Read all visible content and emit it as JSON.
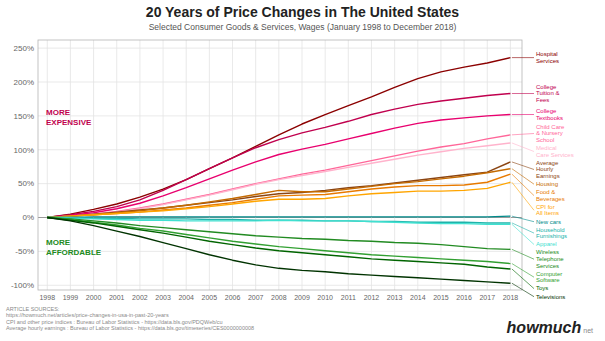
{
  "chart_data": {
    "type": "line",
    "title": "20 Years of Price Changes in The United States",
    "subtitle": "Selected Consumer Goods & Services, Wages (January 1998 to December 2018)",
    "x": [
      1998,
      1999,
      2000,
      2001,
      2002,
      2003,
      2004,
      2005,
      2006,
      2007,
      2008,
      2009,
      2010,
      2011,
      2012,
      2013,
      2014,
      2015,
      2016,
      2017,
      2018
    ],
    "xlim": [
      1997.6,
      2018.5
    ],
    "xticks": [
      1998,
      1999,
      2000,
      2001,
      2002,
      2003,
      2004,
      2005,
      2006,
      2007,
      2008,
      2009,
      2010,
      2011,
      2012,
      2013,
      2014,
      2015,
      2016,
      2017,
      2018
    ],
    "ylim": [
      -107,
      262
    ],
    "yticks": [
      {
        "value": -100,
        "label": "-100%"
      },
      {
        "value": -50,
        "label": "-50%"
      },
      {
        "value": 0,
        "label": "0%"
      },
      {
        "value": 50,
        "label": "50%"
      },
      {
        "value": 100,
        "label": "100%"
      },
      {
        "value": 150,
        "label": "150%"
      },
      {
        "value": 200,
        "label": "200%"
      },
      {
        "value": 250,
        "label": "250%"
      }
    ],
    "grid": true,
    "series": [
      {
        "name": "Hospital\nServices",
        "color": "#8B0000",
        "values": [
          0,
          5,
          12,
          20,
          30,
          42,
          56,
          72,
          88,
          105,
          122,
          138,
          152,
          165,
          178,
          192,
          205,
          215,
          222,
          228,
          236
        ]
      },
      {
        "name": "College\nTuition &\nFees",
        "color": "#c0004e",
        "values": [
          0,
          4,
          9,
          16,
          26,
          40,
          56,
          72,
          88,
          103,
          115,
          125,
          133,
          142,
          152,
          160,
          167,
          172,
          176,
          180,
          183
        ]
      },
      {
        "name": "College\nTextbooks",
        "color": "#e8006e",
        "values": [
          0,
          3,
          7,
          13,
          21,
          32,
          44,
          57,
          70,
          82,
          93,
          101,
          108,
          116,
          124,
          132,
          139,
          144,
          147,
          150,
          152
        ]
      },
      {
        "name": "Child Care\n& Nursery\nSchool",
        "color": "#ff6699",
        "values": [
          0,
          2,
          5,
          9,
          14,
          20,
          27,
          34,
          42,
          50,
          57,
          64,
          70,
          77,
          84,
          91,
          98,
          104,
          109,
          116,
          122
        ]
      },
      {
        "name": "Medical\nCare Services",
        "color": "#ffb3cc",
        "values": [
          0,
          2,
          5,
          8,
          13,
          19,
          26,
          33,
          41,
          49,
          56,
          62,
          68,
          74,
          80,
          86,
          92,
          97,
          102,
          106,
          110
        ]
      },
      {
        "name": "Average\nHourly\nEarnings",
        "color": "#8B4513",
        "values": [
          0,
          2,
          5,
          8,
          11,
          14,
          18,
          22,
          26,
          31,
          35,
          37,
          40,
          44,
          47,
          51,
          55,
          59,
          63,
          67,
          82
        ]
      },
      {
        "name": "Housing",
        "color": "#c46a00",
        "values": [
          0,
          2,
          4,
          7,
          10,
          14,
          18,
          23,
          28,
          34,
          40,
          38,
          38,
          42,
          46,
          50,
          53,
          57,
          61,
          66,
          72
        ]
      },
      {
        "name": "Food &\nBeverages",
        "color": "#e87a00",
        "values": [
          0,
          2,
          4,
          6,
          8,
          11,
          14,
          18,
          22,
          27,
          32,
          33,
          34,
          38,
          42,
          45,
          47,
          47,
          48,
          52,
          64
        ]
      },
      {
        "name": "CPI for\nAll Items",
        "color": "#ffa500",
        "values": [
          0,
          2,
          4,
          6,
          8,
          10,
          13,
          16,
          20,
          24,
          27,
          27,
          28,
          32,
          35,
          37,
          39,
          39,
          40,
          43,
          52
        ]
      },
      {
        "name": "New cars",
        "color": "#008b8b",
        "values": [
          0,
          0,
          1,
          1,
          1,
          1,
          1,
          1,
          1,
          1,
          1,
          1,
          1,
          1,
          1,
          1,
          1,
          1,
          1,
          1,
          2
        ]
      },
      {
        "name": "Household\nFurnishings",
        "color": "#20b2aa",
        "values": [
          0,
          0,
          -1,
          -1,
          -2,
          -2,
          -2,
          -3,
          -3,
          -4,
          -4,
          -4,
          -5,
          -5,
          -6,
          -6,
          -7,
          -7,
          -7,
          -8,
          -8
        ]
      },
      {
        "name": "Apparel",
        "color": "#40e0d0",
        "values": [
          0,
          -1,
          -2,
          -3,
          -4,
          -4,
          -5,
          -5,
          -5,
          -5,
          -4,
          -5,
          -5,
          -5,
          -6,
          -7,
          -8,
          -9,
          -9,
          -10,
          -10
        ]
      },
      {
        "name": "Wireless\nTelephone\nServices",
        "color": "#228b22",
        "values": [
          0,
          -2,
          -5,
          -8,
          -12,
          -15,
          -18,
          -21,
          -24,
          -27,
          -29,
          -31,
          -32,
          -34,
          -35,
          -37,
          -38,
          -40,
          -43,
          -46,
          -47
        ]
      },
      {
        "name": "Computer\nSoftware",
        "color": "#32a032",
        "values": [
          0,
          -3,
          -7,
          -11,
          -16,
          -20,
          -25,
          -30,
          -35,
          -39,
          -43,
          -46,
          -49,
          -52,
          -55,
          -57,
          -59,
          -61,
          -63,
          -65,
          -68
        ]
      },
      {
        "name": "Toys",
        "color": "#006400",
        "values": [
          0,
          -4,
          -8,
          -13,
          -18,
          -23,
          -29,
          -35,
          -40,
          -45,
          -49,
          -52,
          -55,
          -58,
          -61,
          -63,
          -65,
          -67,
          -69,
          -73,
          -76
        ]
      },
      {
        "name": "Televisions",
        "color": "#003300",
        "values": [
          0,
          -5,
          -12,
          -20,
          -28,
          -37,
          -46,
          -55,
          -63,
          -70,
          -75,
          -78,
          -80,
          -83,
          -85,
          -87,
          -89,
          -91,
          -93,
          -95,
          -97
        ]
      }
    ],
    "annotations": [
      {
        "text": "MORE\nEXPENSIVE",
        "color": "#c0004e"
      },
      {
        "text": "MORE\nAFFORDABLE",
        "color": "#228b22"
      }
    ],
    "footer": "ARTICLE SOURCES:\nhttps://howmuch.net/articles/price-changes-in-usa-in-past-20-years\nCPI and other price indices : Bureau of Labor Statistics - https://data.bls.gov/PDQWeb/cu\nAverage hourly earnings : Bureau of Labor Statistics - https://data.bls.gov/timeseries/CES0000000008",
    "logo": {
      "text": "howmuch",
      "suffix": "net"
    }
  }
}
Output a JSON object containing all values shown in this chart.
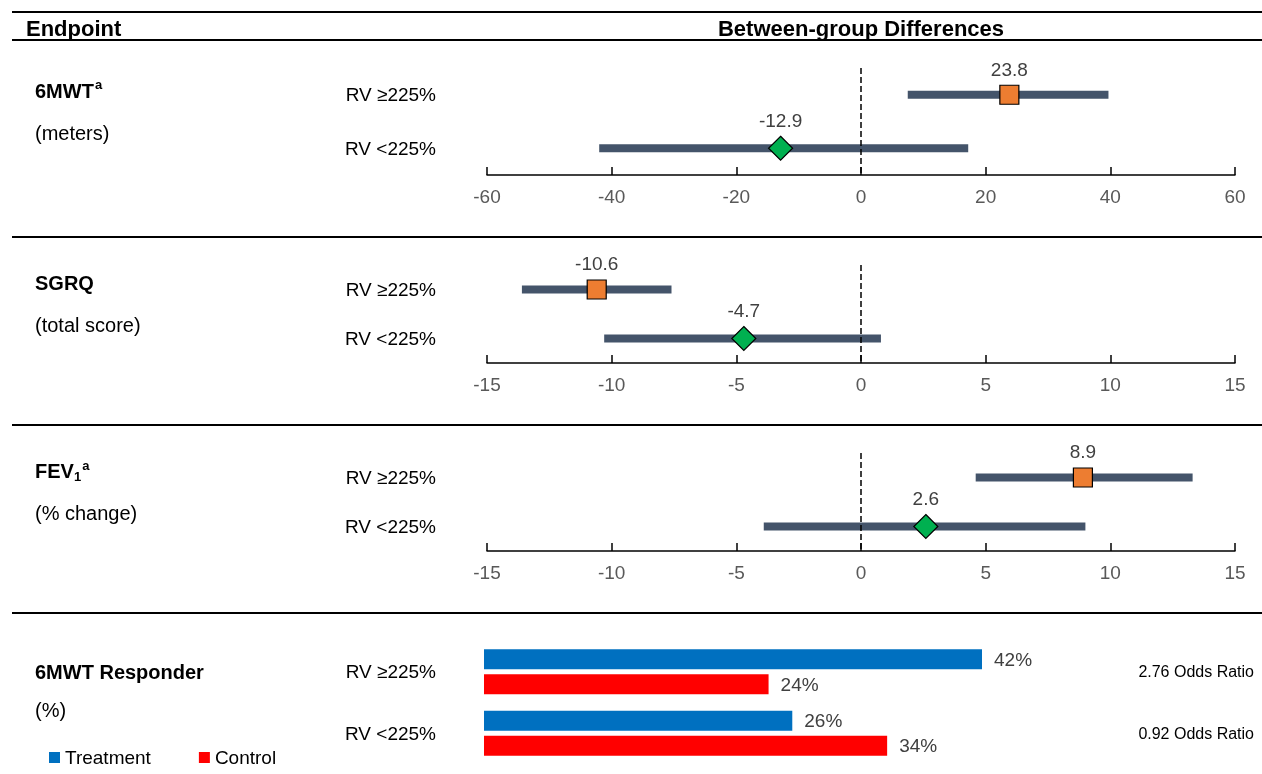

☆ ☆ ☆

EXERCISE GOAL ::
Among the lines of the data, identify those with the word "nServices". Copy each of them.

OUTPUT OF THE TASK ::
        "name": "Hospital\nServices",
        "name": "Wireless\nTelephone\nServices",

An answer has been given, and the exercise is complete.